--- BEGIN Material provided ---
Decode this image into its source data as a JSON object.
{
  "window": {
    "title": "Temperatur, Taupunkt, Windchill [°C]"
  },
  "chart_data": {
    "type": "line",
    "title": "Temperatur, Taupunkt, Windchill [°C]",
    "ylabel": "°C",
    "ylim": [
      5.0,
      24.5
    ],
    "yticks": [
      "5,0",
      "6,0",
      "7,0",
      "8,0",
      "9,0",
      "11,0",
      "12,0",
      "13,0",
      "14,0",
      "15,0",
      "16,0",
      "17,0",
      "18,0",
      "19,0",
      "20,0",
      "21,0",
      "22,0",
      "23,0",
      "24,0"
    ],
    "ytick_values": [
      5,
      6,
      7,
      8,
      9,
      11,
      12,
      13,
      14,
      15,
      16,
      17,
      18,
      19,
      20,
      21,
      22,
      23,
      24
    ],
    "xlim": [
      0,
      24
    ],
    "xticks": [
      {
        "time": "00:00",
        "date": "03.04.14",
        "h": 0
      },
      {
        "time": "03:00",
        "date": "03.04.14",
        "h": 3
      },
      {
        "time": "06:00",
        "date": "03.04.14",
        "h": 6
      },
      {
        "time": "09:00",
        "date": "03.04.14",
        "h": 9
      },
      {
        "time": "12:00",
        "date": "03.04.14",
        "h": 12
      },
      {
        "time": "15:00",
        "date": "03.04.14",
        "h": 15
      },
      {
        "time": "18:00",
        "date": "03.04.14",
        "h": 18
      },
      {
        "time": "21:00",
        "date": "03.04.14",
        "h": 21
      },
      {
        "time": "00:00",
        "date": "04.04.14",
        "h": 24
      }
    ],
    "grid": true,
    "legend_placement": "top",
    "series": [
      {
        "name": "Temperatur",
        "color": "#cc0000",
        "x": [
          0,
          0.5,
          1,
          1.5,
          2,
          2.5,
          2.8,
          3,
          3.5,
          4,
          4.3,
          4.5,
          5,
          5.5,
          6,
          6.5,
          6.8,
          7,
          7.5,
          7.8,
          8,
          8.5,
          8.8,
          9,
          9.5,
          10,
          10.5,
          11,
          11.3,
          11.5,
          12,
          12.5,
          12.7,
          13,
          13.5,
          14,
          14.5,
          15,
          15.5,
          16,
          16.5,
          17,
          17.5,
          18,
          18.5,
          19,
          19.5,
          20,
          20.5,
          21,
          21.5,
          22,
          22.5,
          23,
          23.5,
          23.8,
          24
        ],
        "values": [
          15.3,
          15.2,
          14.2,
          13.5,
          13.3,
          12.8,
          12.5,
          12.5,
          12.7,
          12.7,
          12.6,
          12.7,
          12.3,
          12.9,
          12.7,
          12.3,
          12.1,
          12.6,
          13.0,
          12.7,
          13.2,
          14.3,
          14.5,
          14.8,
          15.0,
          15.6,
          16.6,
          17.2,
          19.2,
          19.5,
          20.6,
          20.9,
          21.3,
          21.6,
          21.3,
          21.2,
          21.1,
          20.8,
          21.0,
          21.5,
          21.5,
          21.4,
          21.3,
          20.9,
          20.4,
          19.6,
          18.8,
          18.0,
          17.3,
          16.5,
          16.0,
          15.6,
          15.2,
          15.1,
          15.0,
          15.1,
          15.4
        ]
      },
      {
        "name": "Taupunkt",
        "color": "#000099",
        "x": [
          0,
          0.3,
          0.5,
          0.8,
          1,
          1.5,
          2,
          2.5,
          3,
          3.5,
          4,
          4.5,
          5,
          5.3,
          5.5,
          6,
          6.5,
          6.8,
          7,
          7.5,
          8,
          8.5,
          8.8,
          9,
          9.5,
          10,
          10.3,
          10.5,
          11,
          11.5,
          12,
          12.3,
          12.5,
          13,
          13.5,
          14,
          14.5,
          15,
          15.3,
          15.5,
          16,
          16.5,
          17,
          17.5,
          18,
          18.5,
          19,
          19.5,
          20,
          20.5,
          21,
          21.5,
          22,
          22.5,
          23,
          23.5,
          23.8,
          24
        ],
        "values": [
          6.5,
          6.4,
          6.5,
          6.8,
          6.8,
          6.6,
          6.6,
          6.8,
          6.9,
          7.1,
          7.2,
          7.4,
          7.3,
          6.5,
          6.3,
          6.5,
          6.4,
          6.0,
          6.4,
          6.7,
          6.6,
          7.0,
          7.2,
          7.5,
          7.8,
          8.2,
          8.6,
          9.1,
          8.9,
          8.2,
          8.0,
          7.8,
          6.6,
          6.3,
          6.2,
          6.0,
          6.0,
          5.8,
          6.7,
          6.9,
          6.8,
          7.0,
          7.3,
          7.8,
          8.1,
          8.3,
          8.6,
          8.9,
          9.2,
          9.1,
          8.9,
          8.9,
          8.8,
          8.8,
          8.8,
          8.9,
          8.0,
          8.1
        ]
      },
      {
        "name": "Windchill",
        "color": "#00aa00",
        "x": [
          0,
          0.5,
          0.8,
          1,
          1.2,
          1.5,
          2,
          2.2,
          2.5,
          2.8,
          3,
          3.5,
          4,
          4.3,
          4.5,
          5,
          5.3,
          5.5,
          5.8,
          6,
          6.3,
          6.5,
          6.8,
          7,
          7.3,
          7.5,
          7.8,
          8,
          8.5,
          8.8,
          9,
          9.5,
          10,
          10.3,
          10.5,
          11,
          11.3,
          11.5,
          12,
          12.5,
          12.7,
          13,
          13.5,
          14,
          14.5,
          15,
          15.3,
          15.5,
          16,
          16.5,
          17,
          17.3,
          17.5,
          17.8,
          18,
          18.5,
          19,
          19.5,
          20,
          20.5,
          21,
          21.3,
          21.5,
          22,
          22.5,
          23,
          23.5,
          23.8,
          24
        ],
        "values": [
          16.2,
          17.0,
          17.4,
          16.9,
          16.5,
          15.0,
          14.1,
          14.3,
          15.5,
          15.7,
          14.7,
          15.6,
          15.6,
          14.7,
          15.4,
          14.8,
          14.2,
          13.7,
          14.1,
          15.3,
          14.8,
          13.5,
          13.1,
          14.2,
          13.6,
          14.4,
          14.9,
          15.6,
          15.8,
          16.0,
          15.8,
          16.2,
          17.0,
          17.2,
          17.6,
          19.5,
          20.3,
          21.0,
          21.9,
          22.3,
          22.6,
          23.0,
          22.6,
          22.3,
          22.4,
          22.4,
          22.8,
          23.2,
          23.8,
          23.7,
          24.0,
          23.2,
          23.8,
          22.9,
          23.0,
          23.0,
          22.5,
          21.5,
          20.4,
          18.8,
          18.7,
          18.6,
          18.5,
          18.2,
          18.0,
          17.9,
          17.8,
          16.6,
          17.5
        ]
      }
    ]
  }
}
--- END Material provided ---
Using the material above, gather every line that includes "time".

→ **Expected answer**:
        "time": "00:00",
        "time": "03:00",
        "time": "06:00",
        "time": "09:00",
        "time": "12:00",
        "time": "15:00",
        "time": "18:00",
        "time": "21:00",
        "time": "00:00",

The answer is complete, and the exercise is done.